• **THE REQUEST**: Each line holding the word "position" counts once; give the total and nothing more.

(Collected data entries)
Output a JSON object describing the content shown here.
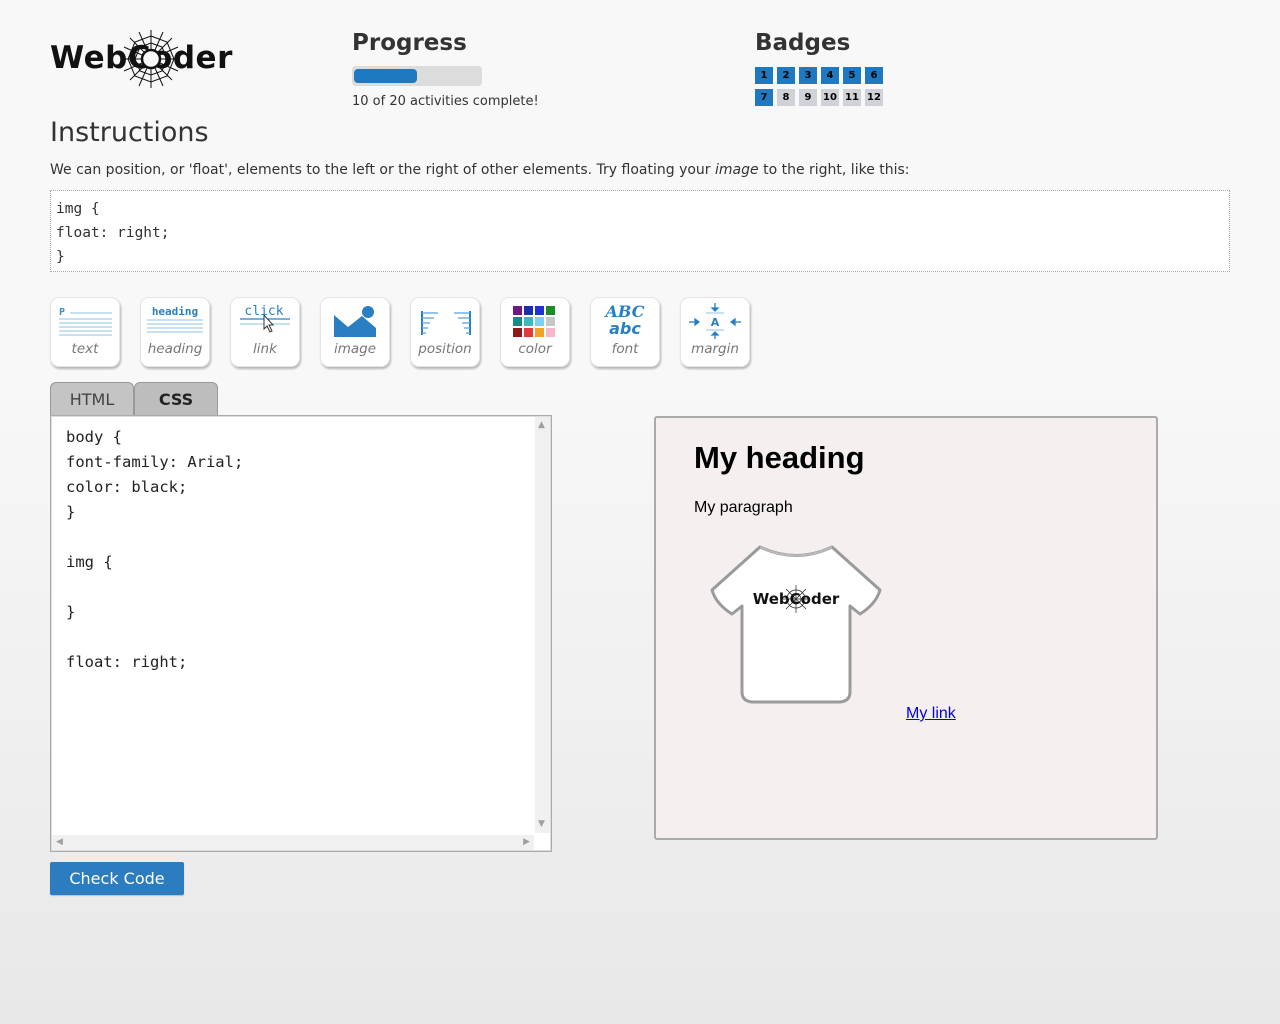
{
  "header": {
    "logo_text": "WebCoder",
    "progress": {
      "title": "Progress",
      "completed": 10,
      "total": 20,
      "text": "10 of 20 activities complete!"
    },
    "badges": {
      "title": "Badges",
      "items": [
        {
          "label": "1",
          "earned": true
        },
        {
          "label": "2",
          "earned": true
        },
        {
          "label": "3",
          "earned": true
        },
        {
          "label": "4",
          "earned": true
        },
        {
          "label": "5",
          "earned": true
        },
        {
          "label": "6",
          "earned": true
        },
        {
          "label": "7",
          "earned": true
        },
        {
          "label": "8",
          "earned": false
        },
        {
          "label": "9",
          "earned": false
        },
        {
          "label": "10",
          "earned": false
        },
        {
          "label": "11",
          "earned": false
        },
        {
          "label": "12",
          "earned": false
        }
      ]
    }
  },
  "instructions": {
    "title": "Instructions",
    "text_before": "We can position, or 'float', elements to the left or the right of other elements. Try floating your ",
    "text_emphasis": "image",
    "text_after": " to the right, like this:",
    "code_example": "img {\nfloat: right;\n}"
  },
  "tools": [
    {
      "label": "text",
      "icon": "text-icon"
    },
    {
      "label": "heading",
      "icon": "heading-icon",
      "icon_text": "heading"
    },
    {
      "label": "link",
      "icon": "link-icon",
      "icon_text": "click"
    },
    {
      "label": "image",
      "icon": "image-icon"
    },
    {
      "label": "position",
      "icon": "position-icon"
    },
    {
      "label": "color",
      "icon": "color-icon"
    },
    {
      "label": "font",
      "icon": "font-icon",
      "icon_text_upper": "ABC",
      "icon_text_lower": "abc"
    },
    {
      "label": "margin",
      "icon": "margin-icon",
      "icon_text": "A"
    }
  ],
  "tabs": {
    "html_label": "HTML",
    "css_label": "CSS",
    "active": "CSS"
  },
  "editor": {
    "code": "body {\nfont-family: Arial;\ncolor: black;\n}\n\nimg {\n\n}\n\nfloat: right;"
  },
  "preview": {
    "heading": "My heading",
    "paragraph": "My paragraph",
    "image_text": "WebCoder",
    "link_text": "My link"
  },
  "actions": {
    "check_code_label": "Check Code"
  },
  "colors": {
    "accent": "#1f79c0",
    "button": "#2c7dc0",
    "badge_locked": "#cfd3d8",
    "preview_bg": "#f5efef"
  }
}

• **EXERCISE ANSWER**: 3